Collected data entries
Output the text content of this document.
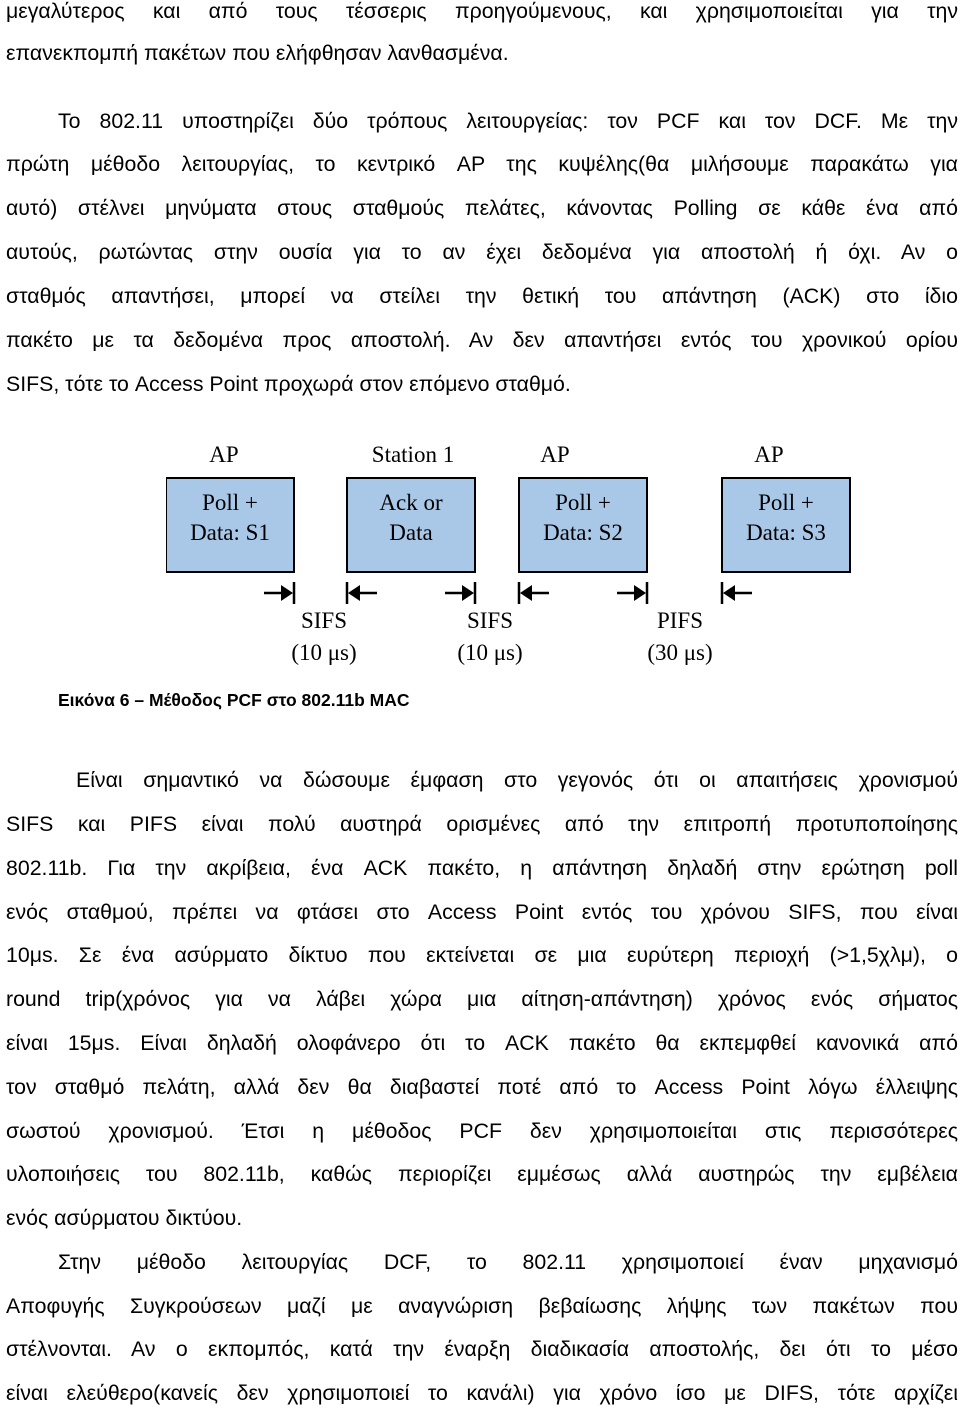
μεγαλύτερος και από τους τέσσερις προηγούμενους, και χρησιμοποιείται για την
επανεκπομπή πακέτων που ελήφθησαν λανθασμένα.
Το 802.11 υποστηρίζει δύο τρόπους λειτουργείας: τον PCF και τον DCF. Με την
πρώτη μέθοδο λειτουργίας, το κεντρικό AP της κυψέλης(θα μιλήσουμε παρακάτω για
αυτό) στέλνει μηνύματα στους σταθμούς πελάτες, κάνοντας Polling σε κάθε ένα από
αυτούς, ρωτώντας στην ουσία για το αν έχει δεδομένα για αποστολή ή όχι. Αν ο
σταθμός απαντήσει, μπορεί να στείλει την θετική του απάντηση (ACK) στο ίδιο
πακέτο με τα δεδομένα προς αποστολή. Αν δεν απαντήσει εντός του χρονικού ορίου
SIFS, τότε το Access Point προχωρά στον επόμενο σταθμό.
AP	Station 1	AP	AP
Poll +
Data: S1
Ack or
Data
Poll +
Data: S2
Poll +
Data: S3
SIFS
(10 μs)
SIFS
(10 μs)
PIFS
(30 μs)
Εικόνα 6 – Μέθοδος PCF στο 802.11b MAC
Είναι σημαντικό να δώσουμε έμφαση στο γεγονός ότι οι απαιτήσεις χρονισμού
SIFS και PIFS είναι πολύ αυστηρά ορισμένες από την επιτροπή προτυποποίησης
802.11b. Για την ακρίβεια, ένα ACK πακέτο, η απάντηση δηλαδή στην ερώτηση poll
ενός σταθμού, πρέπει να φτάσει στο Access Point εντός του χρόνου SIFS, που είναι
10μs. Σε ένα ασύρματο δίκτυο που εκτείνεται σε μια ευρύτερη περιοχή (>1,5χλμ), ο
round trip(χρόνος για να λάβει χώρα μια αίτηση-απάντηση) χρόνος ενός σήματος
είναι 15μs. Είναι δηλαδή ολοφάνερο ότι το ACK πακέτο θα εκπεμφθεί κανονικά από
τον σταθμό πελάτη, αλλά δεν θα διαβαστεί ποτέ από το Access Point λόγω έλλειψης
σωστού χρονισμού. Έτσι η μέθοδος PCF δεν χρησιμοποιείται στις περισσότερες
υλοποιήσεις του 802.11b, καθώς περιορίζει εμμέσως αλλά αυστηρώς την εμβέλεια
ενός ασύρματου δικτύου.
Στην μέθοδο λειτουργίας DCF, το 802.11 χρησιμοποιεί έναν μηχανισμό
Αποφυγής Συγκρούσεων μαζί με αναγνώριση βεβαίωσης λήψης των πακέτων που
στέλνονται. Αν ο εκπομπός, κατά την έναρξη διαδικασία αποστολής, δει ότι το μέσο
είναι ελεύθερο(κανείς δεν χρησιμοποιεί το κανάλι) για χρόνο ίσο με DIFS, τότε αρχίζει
...
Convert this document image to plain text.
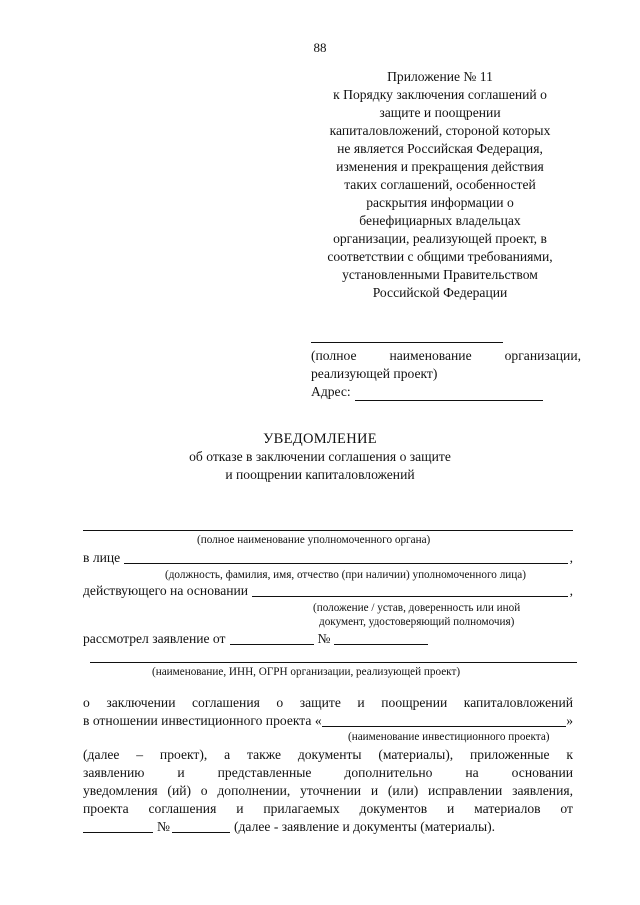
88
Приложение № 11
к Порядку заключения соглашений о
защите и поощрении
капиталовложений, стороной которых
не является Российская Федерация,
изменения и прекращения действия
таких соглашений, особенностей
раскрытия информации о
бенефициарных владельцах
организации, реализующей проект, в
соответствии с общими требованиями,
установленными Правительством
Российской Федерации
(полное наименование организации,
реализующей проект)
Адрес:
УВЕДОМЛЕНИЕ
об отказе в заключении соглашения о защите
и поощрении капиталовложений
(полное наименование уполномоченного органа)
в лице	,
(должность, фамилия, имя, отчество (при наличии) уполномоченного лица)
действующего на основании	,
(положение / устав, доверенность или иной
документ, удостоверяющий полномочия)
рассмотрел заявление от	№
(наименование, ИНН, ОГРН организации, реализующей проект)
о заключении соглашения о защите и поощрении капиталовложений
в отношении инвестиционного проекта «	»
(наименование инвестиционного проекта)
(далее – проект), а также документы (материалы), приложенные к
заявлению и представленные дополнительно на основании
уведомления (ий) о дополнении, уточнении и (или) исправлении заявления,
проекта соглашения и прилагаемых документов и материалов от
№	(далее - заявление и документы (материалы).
* * *
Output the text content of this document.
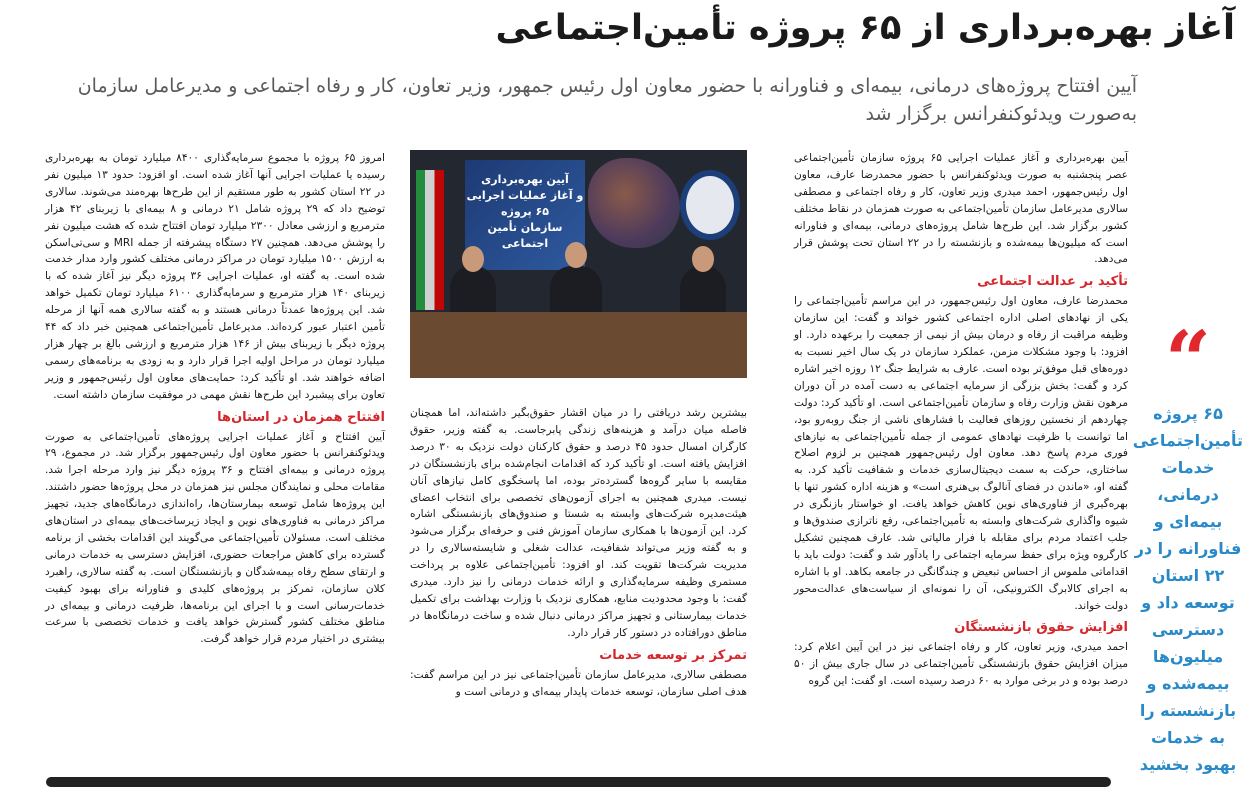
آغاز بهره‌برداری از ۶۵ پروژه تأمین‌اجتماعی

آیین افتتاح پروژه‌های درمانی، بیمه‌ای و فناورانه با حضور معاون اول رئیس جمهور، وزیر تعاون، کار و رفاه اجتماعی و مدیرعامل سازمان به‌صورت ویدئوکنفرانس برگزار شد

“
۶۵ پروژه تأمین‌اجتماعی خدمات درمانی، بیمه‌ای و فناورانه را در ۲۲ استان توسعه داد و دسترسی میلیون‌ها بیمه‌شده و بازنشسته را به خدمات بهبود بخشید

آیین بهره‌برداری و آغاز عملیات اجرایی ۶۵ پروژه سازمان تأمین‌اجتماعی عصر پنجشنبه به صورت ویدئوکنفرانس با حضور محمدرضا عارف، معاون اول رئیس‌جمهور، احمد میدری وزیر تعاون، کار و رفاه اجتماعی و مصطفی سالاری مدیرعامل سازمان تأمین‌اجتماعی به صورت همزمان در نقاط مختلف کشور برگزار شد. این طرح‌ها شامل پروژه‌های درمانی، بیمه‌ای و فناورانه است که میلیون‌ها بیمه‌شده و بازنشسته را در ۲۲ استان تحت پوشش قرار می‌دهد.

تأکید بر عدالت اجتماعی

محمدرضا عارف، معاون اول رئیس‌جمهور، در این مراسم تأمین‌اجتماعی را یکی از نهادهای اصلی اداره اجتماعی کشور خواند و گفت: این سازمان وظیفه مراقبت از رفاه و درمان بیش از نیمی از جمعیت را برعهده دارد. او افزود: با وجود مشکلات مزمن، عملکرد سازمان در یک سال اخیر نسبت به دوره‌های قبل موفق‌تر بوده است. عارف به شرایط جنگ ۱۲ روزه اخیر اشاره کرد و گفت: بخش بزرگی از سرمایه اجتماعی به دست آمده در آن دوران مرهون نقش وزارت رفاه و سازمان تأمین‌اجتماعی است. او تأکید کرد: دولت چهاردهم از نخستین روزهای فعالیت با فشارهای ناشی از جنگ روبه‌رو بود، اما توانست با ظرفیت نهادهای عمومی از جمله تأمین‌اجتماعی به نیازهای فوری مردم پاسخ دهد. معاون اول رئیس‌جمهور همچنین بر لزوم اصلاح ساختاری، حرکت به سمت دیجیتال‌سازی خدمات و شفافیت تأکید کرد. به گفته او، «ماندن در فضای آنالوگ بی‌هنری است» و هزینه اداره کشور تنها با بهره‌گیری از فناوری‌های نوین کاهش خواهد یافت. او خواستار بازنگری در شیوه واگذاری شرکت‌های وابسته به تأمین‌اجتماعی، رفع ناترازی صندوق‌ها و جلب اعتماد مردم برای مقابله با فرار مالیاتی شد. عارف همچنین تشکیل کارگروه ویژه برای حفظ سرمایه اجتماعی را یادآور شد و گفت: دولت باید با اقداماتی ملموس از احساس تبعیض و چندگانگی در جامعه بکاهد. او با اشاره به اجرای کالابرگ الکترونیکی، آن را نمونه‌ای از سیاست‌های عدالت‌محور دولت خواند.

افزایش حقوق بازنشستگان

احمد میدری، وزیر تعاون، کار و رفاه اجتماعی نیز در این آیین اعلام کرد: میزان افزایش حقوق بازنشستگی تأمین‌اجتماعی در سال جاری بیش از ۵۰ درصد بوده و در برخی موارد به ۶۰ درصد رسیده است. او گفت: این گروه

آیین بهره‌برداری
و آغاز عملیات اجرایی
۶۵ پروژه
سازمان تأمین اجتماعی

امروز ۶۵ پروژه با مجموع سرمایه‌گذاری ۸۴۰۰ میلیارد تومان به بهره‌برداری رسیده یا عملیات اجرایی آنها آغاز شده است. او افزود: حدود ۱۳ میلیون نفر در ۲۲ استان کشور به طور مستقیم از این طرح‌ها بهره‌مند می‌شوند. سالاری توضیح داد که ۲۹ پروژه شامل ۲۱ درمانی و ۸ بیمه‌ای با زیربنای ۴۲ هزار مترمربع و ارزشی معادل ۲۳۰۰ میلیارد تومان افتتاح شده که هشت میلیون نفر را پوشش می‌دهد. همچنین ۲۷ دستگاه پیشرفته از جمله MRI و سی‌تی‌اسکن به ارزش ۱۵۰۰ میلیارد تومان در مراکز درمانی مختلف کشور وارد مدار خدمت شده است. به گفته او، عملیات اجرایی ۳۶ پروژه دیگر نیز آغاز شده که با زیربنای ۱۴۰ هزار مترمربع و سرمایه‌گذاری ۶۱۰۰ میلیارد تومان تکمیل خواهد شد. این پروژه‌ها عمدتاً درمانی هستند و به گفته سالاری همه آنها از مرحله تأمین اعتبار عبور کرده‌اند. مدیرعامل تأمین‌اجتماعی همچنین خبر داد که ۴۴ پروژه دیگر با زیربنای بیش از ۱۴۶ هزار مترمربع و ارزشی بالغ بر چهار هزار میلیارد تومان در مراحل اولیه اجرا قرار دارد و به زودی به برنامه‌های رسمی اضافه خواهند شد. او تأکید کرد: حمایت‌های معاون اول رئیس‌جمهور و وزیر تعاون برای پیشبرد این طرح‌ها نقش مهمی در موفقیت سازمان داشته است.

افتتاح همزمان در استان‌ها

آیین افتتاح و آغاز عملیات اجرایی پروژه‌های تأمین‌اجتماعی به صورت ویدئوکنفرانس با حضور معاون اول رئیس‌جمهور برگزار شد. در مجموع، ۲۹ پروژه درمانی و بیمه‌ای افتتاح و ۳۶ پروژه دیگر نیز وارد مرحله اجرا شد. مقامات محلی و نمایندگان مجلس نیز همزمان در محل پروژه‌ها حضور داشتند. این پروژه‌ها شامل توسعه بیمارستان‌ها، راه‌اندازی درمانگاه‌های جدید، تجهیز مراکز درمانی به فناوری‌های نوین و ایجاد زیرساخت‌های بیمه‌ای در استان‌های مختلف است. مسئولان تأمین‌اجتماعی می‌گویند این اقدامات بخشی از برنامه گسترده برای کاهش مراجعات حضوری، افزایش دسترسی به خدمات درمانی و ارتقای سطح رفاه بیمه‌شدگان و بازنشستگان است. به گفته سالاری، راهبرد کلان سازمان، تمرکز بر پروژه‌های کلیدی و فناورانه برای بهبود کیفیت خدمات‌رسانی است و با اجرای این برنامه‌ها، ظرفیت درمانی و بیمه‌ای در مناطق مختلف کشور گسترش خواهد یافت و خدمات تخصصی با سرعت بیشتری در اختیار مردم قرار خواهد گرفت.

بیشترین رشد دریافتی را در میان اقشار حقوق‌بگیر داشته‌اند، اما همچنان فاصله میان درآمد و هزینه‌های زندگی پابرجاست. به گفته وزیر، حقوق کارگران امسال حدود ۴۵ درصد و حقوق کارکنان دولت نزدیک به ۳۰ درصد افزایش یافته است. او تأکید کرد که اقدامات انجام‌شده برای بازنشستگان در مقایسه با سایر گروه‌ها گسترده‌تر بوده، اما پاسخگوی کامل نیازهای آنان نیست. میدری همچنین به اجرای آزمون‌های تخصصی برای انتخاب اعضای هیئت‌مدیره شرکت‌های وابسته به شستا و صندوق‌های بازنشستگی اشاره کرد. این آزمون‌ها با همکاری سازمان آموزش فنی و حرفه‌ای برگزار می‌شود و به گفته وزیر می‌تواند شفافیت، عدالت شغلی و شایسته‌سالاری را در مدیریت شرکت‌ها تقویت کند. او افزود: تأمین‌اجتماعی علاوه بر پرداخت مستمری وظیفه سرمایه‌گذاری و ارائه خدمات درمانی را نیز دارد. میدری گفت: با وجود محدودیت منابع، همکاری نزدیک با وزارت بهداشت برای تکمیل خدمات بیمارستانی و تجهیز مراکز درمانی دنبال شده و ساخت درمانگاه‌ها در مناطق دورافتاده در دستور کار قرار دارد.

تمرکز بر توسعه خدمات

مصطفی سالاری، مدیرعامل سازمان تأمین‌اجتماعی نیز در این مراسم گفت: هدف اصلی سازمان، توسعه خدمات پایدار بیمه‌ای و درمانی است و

Objective:
Look over the listing above. Pick out and copy every line that includes "соглашений".

Response to this exercise:
к Порядку заключения соглашений о
таких соглашений, особенностей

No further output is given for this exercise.